[A block of data]

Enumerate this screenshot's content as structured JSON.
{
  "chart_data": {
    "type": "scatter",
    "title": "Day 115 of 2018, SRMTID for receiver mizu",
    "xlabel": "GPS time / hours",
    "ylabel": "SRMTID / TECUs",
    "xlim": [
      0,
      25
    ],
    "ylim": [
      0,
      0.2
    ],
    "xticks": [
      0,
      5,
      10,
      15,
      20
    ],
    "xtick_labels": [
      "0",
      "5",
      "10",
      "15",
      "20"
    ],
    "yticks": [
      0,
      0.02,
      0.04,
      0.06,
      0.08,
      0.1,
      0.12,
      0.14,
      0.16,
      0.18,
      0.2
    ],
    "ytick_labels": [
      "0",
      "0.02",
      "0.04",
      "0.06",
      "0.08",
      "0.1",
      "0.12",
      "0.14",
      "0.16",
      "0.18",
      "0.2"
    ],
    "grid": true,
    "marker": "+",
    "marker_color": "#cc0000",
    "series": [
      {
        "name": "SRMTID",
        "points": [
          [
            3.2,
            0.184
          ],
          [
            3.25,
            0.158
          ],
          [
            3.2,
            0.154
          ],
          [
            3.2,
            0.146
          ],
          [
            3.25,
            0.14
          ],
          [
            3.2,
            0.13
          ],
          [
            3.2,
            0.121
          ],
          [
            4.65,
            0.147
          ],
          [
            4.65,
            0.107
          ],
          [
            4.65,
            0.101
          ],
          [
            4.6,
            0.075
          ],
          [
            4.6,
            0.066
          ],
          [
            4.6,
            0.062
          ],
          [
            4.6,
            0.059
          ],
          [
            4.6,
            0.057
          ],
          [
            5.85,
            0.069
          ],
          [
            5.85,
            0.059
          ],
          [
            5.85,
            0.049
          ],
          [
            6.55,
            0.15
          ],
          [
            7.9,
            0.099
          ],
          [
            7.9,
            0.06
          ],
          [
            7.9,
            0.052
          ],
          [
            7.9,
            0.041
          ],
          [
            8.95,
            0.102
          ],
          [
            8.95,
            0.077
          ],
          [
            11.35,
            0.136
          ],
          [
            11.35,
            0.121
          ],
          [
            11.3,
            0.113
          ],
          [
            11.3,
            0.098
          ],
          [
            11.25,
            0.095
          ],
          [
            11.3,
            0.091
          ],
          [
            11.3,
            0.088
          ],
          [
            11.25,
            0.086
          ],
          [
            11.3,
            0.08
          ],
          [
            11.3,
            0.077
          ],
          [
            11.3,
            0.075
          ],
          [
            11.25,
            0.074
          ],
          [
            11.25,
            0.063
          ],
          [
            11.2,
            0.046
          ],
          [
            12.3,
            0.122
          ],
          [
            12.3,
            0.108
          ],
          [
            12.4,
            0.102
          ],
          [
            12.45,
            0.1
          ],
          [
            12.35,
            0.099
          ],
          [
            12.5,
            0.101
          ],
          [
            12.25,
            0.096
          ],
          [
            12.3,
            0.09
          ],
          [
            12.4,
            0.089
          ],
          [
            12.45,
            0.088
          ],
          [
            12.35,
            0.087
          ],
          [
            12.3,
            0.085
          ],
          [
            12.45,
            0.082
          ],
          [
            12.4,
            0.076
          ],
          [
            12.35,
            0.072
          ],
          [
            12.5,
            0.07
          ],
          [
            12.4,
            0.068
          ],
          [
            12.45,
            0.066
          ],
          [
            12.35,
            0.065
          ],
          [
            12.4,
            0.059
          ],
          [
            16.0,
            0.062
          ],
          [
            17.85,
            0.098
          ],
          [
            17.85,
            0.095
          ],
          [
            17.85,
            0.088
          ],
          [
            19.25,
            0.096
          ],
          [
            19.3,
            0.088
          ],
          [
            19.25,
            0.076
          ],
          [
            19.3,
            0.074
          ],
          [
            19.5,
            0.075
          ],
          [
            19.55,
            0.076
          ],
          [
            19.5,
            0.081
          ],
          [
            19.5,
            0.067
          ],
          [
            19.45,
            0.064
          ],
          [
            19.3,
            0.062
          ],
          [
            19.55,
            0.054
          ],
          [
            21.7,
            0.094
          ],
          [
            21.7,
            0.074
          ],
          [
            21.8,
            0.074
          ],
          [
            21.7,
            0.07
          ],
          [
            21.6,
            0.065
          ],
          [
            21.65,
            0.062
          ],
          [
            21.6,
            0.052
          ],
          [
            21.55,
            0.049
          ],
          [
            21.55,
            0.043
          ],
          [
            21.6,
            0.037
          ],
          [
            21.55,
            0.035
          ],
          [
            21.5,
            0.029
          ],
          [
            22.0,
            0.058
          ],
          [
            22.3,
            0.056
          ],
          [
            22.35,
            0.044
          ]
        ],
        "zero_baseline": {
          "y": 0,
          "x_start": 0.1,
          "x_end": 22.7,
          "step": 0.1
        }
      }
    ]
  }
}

# Set task
Exact output of every entry is required.

# Task solution
Enumerate this screenshot's content as structured JSON.
{
  "chart_data": {
    "type": "scatter",
    "title": "Day 115 of 2018, SRMTID for receiver mizu",
    "xlabel": "GPS time / hours",
    "ylabel": "SRMTID / TECUs",
    "xlim": [
      0,
      25
    ],
    "ylim": [
      0,
      0.2
    ],
    "xticks": [
      0,
      5,
      10,
      15,
      20
    ],
    "xtick_labels": [
      "0",
      "5",
      "10",
      "15",
      "20"
    ],
    "yticks": [
      0,
      0.02,
      0.04,
      0.06,
      0.08,
      0.1,
      0.12,
      0.14,
      0.16,
      0.18,
      0.2
    ],
    "ytick_labels": [
      "0",
      "0.02",
      "0.04",
      "0.06",
      "0.08",
      "0.1",
      "0.12",
      "0.14",
      "0.16",
      "0.18",
      "0.2"
    ],
    "grid": true,
    "marker": "+",
    "marker_color": "#cc0000",
    "series": [
      {
        "name": "SRMTID",
        "points": [
          [
            3.2,
            0.184
          ],
          [
            3.25,
            0.158
          ],
          [
            3.2,
            0.154
          ],
          [
            3.2,
            0.146
          ],
          [
            3.25,
            0.14
          ],
          [
            3.2,
            0.13
          ],
          [
            3.2,
            0.121
          ],
          [
            4.65,
            0.147
          ],
          [
            4.65,
            0.107
          ],
          [
            4.65,
            0.101
          ],
          [
            4.6,
            0.075
          ],
          [
            4.6,
            0.066
          ],
          [
            4.6,
            0.062
          ],
          [
            4.6,
            0.059
          ],
          [
            4.6,
            0.057
          ],
          [
            5.85,
            0.069
          ],
          [
            5.85,
            0.059
          ],
          [
            5.85,
            0.049
          ],
          [
            6.55,
            0.15
          ],
          [
            7.9,
            0.099
          ],
          [
            7.9,
            0.06
          ],
          [
            7.9,
            0.052
          ],
          [
            7.9,
            0.041
          ],
          [
            8.95,
            0.102
          ],
          [
            8.95,
            0.077
          ],
          [
            11.35,
            0.136
          ],
          [
            11.35,
            0.121
          ],
          [
            11.3,
            0.113
          ],
          [
            11.3,
            0.098
          ],
          [
            11.25,
            0.095
          ],
          [
            11.3,
            0.091
          ],
          [
            11.3,
            0.088
          ],
          [
            11.25,
            0.086
          ],
          [
            11.3,
            0.08
          ],
          [
            11.3,
            0.077
          ],
          [
            11.3,
            0.075
          ],
          [
            11.25,
            0.074
          ],
          [
            11.25,
            0.063
          ],
          [
            11.2,
            0.046
          ],
          [
            12.3,
            0.122
          ],
          [
            12.3,
            0.108
          ],
          [
            12.4,
            0.102
          ],
          [
            12.45,
            0.1
          ],
          [
            12.35,
            0.099
          ],
          [
            12.5,
            0.101
          ],
          [
            12.25,
            0.096
          ],
          [
            12.3,
            0.09
          ],
          [
            12.4,
            0.089
          ],
          [
            12.45,
            0.088
          ],
          [
            12.35,
            0.087
          ],
          [
            12.3,
            0.085
          ],
          [
            12.45,
            0.082
          ],
          [
            12.4,
            0.076
          ],
          [
            12.35,
            0.072
          ],
          [
            12.5,
            0.07
          ],
          [
            12.4,
            0.068
          ],
          [
            12.45,
            0.066
          ],
          [
            12.35,
            0.065
          ],
          [
            12.4,
            0.059
          ],
          [
            16.0,
            0.062
          ],
          [
            17.85,
            0.098
          ],
          [
            17.85,
            0.095
          ],
          [
            17.85,
            0.088
          ],
          [
            19.25,
            0.096
          ],
          [
            19.3,
            0.088
          ],
          [
            19.25,
            0.076
          ],
          [
            19.3,
            0.074
          ],
          [
            19.5,
            0.075
          ],
          [
            19.55,
            0.076
          ],
          [
            19.5,
            0.081
          ],
          [
            19.5,
            0.067
          ],
          [
            19.45,
            0.064
          ],
          [
            19.3,
            0.062
          ],
          [
            19.55,
            0.054
          ],
          [
            21.7,
            0.094
          ],
          [
            21.7,
            0.074
          ],
          [
            21.8,
            0.074
          ],
          [
            21.7,
            0.07
          ],
          [
            21.6,
            0.065
          ],
          [
            21.65,
            0.062
          ],
          [
            21.6,
            0.052
          ],
          [
            21.55,
            0.049
          ],
          [
            21.55,
            0.043
          ],
          [
            21.6,
            0.037
          ],
          [
            21.55,
            0.035
          ],
          [
            21.5,
            0.029
          ],
          [
            22.0,
            0.058
          ],
          [
            22.3,
            0.056
          ],
          [
            22.35,
            0.044
          ]
        ],
        "zero_baseline": {
          "y": 0,
          "x_start": 0.1,
          "x_end": 22.7,
          "step": 0.1
        }
      }
    ]
  }
}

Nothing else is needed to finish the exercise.